Stored data:
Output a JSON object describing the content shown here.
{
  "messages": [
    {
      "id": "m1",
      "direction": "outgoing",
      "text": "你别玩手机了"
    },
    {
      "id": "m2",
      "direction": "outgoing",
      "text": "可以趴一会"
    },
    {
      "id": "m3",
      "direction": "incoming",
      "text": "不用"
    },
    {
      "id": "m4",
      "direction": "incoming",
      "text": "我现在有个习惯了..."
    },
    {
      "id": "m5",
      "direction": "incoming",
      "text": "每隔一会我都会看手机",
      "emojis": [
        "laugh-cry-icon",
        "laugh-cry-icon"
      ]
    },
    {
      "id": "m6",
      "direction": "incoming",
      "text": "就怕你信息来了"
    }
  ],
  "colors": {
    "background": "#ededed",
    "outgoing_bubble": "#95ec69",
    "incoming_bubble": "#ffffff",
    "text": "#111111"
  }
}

TASK GOAL: Show the lines where the word "text" appears in the entries.

THE OUTPUT:
      "text": "你别玩手机了"
      "text": "可以趴一会"
      "text": "不用"
      "text": "我现在有个习惯了..."
      "text": "每隔一会我都会看手机",
      "text": "就怕你信息来了"
    "text": "#111111"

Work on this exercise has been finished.